- _WHAT YOU ARE ASKED TO DO_
Gather the lines below that include the string "black", copying each in full.

- _Rows from a figure dataset_
▽
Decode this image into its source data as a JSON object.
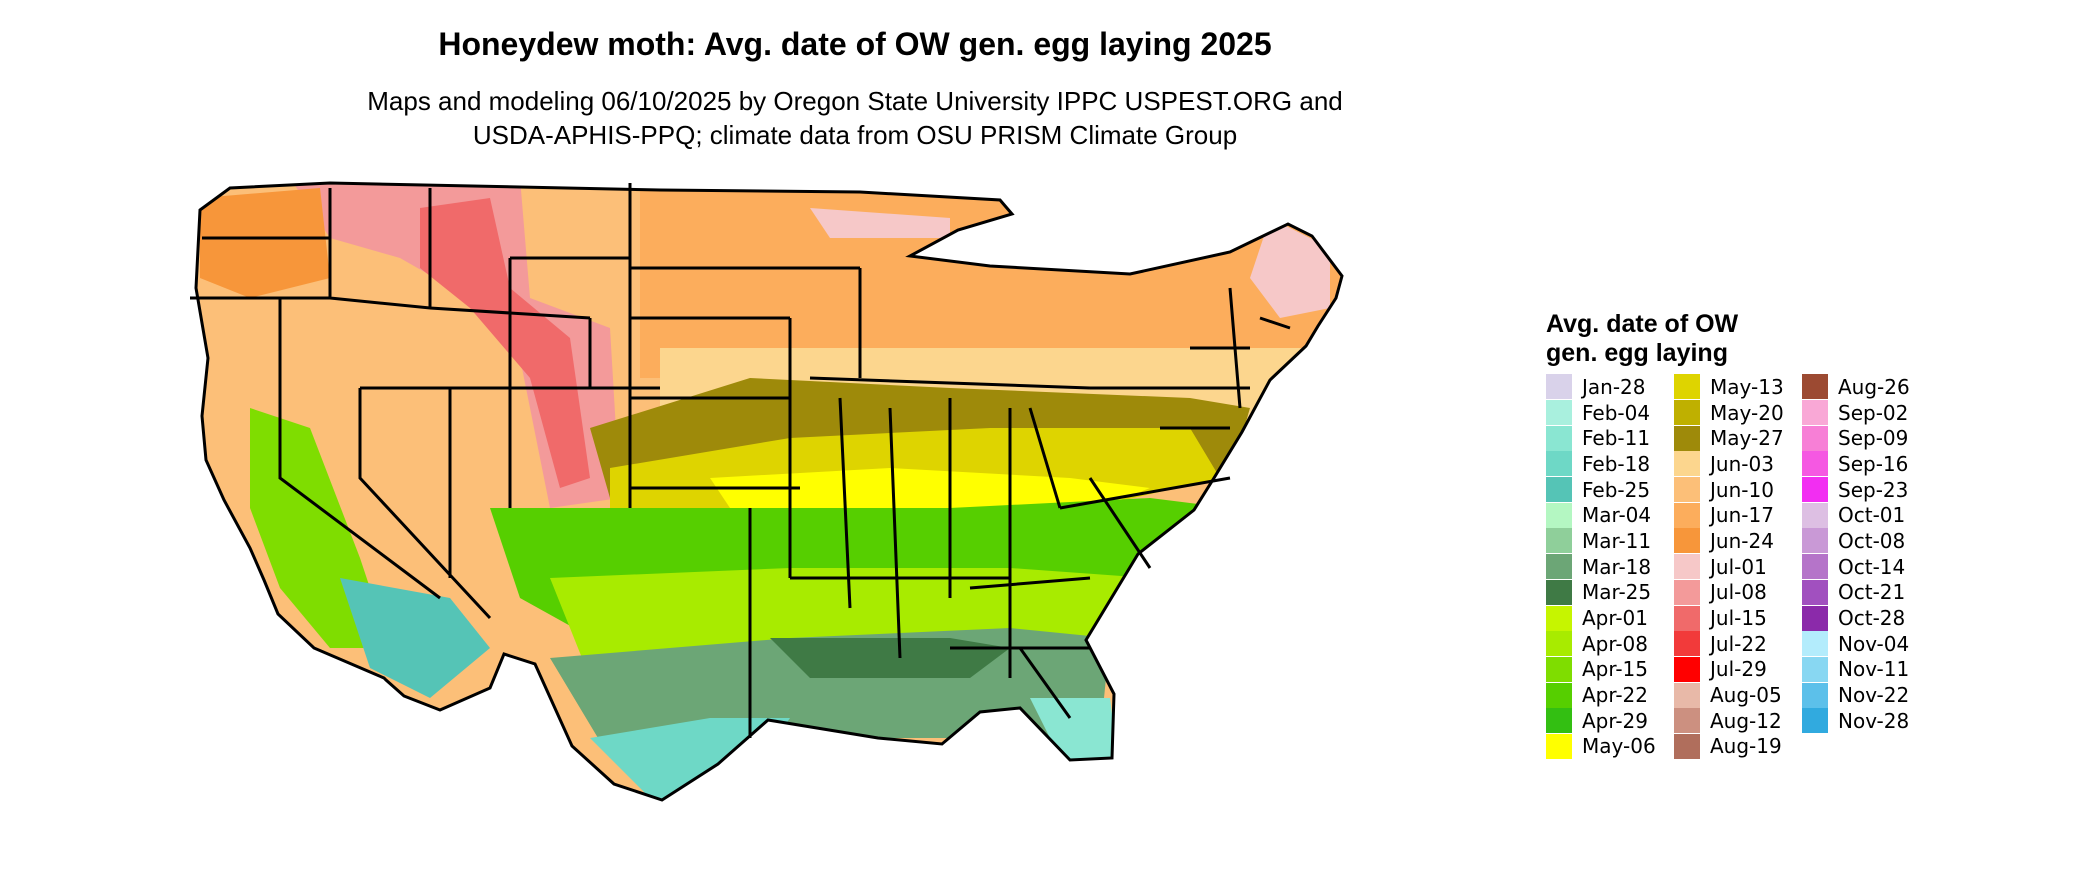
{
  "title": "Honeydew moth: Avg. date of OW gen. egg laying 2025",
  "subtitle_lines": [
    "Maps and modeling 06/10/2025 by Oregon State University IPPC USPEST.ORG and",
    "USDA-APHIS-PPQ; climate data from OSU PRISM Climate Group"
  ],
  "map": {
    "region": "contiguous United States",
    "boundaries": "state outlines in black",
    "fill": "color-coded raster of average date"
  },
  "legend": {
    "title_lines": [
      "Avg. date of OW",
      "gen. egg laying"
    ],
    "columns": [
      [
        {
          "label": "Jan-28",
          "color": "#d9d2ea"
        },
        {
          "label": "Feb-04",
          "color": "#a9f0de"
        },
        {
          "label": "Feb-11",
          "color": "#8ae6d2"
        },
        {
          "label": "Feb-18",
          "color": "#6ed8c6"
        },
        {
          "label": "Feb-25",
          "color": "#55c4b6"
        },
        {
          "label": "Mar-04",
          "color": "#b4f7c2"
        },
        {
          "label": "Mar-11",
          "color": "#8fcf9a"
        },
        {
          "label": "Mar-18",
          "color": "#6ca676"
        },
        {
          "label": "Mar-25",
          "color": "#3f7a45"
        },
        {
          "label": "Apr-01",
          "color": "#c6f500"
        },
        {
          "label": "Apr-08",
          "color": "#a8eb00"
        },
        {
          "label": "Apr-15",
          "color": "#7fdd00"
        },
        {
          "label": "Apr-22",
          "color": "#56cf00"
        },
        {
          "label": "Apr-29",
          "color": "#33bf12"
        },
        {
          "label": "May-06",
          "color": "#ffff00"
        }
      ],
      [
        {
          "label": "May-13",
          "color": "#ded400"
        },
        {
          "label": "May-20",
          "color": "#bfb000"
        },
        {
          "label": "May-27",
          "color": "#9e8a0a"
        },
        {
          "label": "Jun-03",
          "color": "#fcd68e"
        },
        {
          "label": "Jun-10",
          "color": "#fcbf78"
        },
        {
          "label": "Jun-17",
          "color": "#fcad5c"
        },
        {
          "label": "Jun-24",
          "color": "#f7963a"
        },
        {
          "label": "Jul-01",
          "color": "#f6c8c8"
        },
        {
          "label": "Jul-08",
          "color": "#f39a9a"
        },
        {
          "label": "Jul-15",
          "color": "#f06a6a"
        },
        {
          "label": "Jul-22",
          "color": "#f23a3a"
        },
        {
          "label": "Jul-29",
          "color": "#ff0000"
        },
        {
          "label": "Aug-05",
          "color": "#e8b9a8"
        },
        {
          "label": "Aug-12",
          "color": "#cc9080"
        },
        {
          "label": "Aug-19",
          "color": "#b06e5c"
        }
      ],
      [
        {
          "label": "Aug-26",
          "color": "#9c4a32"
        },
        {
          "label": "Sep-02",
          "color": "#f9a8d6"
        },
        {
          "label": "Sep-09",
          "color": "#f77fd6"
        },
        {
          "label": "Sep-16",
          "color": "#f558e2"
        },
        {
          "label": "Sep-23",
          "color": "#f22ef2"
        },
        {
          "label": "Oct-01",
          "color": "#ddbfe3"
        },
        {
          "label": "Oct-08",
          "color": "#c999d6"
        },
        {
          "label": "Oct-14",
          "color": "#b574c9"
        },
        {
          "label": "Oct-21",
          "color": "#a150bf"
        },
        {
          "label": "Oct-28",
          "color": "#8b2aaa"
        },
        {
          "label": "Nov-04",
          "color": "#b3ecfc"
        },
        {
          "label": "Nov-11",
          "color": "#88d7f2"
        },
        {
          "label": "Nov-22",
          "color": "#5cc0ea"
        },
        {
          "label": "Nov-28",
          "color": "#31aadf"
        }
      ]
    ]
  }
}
△
▽
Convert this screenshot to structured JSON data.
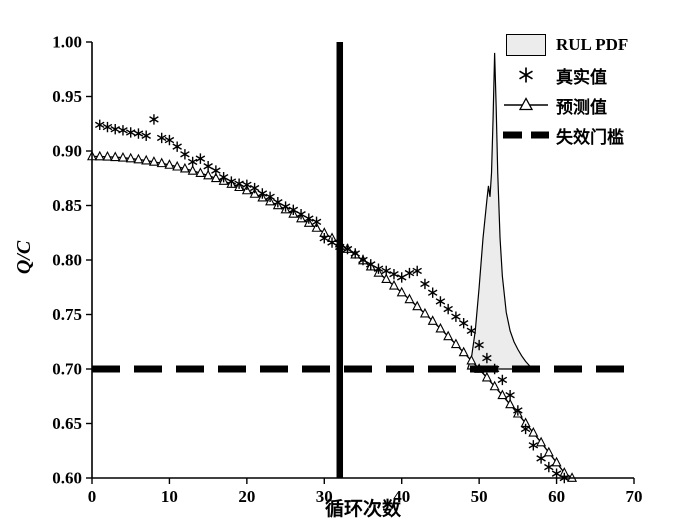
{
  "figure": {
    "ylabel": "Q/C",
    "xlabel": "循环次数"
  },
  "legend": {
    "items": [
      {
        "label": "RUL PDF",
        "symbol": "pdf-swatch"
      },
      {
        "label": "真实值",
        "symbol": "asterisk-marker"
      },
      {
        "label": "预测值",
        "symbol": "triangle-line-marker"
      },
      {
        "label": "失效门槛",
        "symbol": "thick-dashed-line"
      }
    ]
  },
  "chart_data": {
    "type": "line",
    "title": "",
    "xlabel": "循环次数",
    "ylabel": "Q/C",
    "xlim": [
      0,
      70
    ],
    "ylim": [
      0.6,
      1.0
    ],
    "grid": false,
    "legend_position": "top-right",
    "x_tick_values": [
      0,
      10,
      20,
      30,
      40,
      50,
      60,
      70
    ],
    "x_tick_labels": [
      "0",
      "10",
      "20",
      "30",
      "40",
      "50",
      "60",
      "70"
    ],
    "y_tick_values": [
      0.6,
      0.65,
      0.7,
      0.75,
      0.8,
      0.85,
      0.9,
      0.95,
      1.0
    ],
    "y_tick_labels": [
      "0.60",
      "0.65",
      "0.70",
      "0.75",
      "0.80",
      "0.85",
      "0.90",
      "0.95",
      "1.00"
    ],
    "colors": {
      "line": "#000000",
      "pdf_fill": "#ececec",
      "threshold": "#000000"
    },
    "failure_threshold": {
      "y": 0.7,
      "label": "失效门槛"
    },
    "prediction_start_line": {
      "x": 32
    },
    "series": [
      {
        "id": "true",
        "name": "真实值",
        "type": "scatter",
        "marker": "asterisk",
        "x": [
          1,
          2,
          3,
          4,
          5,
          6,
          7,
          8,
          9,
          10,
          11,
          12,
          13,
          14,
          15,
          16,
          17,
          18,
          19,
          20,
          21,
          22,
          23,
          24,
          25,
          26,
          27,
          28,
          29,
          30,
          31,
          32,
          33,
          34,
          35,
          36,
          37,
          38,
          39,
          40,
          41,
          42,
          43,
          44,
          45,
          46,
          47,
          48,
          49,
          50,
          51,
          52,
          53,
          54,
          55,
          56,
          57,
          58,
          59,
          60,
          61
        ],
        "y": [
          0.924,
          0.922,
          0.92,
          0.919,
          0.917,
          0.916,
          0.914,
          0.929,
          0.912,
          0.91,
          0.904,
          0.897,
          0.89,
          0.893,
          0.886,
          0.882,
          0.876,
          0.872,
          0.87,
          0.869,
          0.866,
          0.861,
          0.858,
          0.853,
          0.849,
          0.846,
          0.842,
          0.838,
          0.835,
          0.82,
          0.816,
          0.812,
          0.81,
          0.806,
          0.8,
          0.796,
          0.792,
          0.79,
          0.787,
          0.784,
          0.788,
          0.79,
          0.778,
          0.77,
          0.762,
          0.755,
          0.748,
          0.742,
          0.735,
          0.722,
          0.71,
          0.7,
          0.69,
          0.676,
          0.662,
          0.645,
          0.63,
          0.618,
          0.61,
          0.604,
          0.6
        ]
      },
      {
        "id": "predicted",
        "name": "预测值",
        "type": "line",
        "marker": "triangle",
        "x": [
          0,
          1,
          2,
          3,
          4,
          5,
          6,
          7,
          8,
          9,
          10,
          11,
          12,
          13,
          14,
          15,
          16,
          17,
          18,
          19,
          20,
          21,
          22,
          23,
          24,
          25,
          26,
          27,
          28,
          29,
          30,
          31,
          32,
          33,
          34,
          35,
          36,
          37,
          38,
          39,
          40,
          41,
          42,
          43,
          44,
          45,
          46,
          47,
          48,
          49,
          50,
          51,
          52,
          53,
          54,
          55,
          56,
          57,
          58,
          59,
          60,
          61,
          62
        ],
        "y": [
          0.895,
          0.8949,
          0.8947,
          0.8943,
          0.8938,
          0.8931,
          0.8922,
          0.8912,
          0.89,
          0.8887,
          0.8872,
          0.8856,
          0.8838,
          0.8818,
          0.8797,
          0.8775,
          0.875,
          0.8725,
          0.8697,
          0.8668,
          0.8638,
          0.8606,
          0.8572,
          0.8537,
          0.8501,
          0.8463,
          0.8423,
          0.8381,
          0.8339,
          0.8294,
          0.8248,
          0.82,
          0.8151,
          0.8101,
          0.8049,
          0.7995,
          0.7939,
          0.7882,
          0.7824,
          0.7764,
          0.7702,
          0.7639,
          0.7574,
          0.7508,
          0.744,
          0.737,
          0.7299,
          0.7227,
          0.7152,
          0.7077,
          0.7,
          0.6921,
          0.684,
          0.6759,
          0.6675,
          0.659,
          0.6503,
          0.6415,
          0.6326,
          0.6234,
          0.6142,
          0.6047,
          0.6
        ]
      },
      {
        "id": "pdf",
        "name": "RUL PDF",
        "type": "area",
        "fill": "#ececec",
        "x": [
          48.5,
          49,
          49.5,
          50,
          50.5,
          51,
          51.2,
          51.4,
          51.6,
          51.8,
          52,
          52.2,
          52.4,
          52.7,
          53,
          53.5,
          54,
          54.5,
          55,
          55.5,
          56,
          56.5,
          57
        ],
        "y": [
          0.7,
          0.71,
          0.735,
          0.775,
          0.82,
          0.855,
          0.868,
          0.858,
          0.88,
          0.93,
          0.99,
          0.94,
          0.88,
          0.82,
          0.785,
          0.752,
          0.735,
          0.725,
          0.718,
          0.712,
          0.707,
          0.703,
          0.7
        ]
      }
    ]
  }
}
△
▽
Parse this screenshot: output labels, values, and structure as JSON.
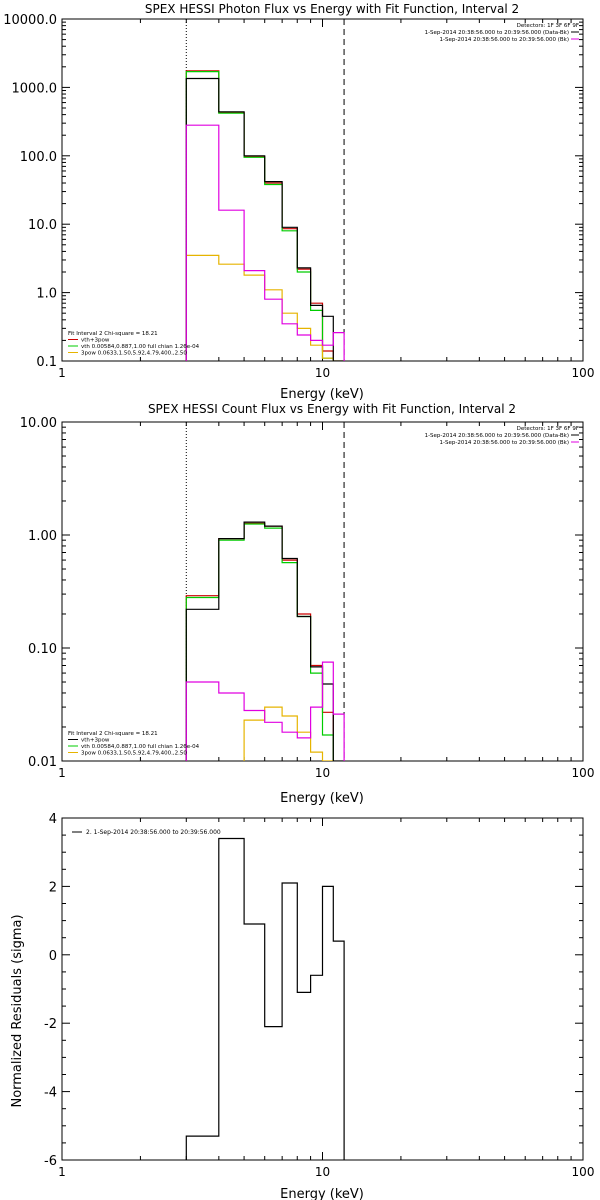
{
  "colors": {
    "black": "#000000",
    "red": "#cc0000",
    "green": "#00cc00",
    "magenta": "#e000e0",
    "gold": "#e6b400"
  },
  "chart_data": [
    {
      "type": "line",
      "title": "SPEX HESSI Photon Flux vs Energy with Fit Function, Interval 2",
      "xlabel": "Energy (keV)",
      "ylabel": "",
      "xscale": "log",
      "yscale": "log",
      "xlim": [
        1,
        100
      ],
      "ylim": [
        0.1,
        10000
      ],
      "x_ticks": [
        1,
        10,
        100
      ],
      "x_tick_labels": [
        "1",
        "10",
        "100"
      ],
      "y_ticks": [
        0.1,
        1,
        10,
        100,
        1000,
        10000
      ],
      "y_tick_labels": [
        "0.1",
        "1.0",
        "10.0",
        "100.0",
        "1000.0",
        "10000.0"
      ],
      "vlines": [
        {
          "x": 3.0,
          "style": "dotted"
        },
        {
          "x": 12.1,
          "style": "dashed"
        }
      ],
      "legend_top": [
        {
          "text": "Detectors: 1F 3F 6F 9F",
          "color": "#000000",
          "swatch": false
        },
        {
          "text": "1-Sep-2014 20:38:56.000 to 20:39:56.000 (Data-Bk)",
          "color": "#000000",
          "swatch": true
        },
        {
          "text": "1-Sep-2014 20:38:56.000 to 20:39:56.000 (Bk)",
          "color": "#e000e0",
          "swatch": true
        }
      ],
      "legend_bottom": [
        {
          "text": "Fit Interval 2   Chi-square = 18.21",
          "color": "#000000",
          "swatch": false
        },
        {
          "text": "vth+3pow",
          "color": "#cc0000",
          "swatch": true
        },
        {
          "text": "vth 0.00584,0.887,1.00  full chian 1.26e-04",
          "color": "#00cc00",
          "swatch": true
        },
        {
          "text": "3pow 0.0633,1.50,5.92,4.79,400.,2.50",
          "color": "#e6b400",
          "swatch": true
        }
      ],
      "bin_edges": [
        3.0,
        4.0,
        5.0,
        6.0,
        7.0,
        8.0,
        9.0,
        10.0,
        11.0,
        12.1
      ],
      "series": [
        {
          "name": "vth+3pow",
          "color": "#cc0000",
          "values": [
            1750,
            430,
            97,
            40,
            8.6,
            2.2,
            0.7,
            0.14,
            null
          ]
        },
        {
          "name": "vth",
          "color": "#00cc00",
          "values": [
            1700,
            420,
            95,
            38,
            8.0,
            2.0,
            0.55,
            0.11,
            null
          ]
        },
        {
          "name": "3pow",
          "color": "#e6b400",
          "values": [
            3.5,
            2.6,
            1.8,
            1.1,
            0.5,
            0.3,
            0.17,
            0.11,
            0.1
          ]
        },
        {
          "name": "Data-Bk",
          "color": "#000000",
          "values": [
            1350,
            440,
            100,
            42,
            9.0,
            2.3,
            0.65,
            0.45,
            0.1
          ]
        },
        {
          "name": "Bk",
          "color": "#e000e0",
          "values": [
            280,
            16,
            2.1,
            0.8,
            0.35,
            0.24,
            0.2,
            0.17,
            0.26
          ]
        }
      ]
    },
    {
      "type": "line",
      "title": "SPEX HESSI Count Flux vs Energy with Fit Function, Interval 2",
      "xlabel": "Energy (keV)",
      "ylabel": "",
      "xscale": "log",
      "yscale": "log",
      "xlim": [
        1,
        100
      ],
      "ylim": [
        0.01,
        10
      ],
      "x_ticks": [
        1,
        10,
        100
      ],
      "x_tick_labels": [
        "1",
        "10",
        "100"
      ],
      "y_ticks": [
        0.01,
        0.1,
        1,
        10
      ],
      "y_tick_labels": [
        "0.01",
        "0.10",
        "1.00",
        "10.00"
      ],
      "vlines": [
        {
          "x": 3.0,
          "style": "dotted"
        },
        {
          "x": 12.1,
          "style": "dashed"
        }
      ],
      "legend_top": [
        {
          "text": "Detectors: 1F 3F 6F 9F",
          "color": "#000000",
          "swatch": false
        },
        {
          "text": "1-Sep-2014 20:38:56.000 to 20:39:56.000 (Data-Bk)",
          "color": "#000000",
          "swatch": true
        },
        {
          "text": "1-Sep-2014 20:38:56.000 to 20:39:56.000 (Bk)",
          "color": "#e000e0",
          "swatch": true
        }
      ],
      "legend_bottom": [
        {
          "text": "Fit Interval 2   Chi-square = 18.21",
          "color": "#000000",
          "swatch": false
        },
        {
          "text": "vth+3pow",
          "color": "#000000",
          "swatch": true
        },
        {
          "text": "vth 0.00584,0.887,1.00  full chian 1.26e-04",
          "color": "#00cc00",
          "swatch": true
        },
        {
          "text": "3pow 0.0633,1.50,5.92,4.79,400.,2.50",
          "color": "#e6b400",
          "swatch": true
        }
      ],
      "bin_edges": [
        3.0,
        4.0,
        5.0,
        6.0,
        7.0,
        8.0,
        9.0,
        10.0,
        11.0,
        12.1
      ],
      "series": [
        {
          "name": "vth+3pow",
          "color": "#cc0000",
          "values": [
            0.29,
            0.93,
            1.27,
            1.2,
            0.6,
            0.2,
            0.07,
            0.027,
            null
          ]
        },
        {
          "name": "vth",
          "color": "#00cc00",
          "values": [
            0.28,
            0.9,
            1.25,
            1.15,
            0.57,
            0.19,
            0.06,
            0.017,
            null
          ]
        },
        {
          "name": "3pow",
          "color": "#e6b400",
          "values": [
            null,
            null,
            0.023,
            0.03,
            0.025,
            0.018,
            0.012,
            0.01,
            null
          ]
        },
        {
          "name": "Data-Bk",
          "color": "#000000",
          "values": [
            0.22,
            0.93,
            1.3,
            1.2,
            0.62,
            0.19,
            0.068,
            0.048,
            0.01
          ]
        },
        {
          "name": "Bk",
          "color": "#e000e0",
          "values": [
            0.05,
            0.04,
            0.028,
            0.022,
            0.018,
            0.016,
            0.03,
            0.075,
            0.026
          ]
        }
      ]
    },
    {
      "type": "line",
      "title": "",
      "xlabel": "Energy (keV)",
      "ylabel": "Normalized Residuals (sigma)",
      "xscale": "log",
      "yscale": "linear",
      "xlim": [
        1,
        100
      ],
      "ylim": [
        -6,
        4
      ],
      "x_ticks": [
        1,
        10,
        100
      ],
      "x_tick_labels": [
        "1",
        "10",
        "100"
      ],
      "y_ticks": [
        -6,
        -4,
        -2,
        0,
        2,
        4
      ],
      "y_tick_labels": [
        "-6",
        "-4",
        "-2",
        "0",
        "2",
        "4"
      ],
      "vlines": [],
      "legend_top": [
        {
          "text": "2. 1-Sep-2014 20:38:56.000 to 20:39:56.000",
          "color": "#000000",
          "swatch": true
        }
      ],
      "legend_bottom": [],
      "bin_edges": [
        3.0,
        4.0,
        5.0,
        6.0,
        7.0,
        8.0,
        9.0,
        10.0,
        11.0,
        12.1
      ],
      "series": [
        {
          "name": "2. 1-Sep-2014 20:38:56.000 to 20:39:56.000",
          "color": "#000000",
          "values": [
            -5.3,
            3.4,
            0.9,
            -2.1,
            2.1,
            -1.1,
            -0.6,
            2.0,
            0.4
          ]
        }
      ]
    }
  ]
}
△
- _RESULT OF THIS TASK_
    "boundaries": "state outlines in black",
    "black": "#000000",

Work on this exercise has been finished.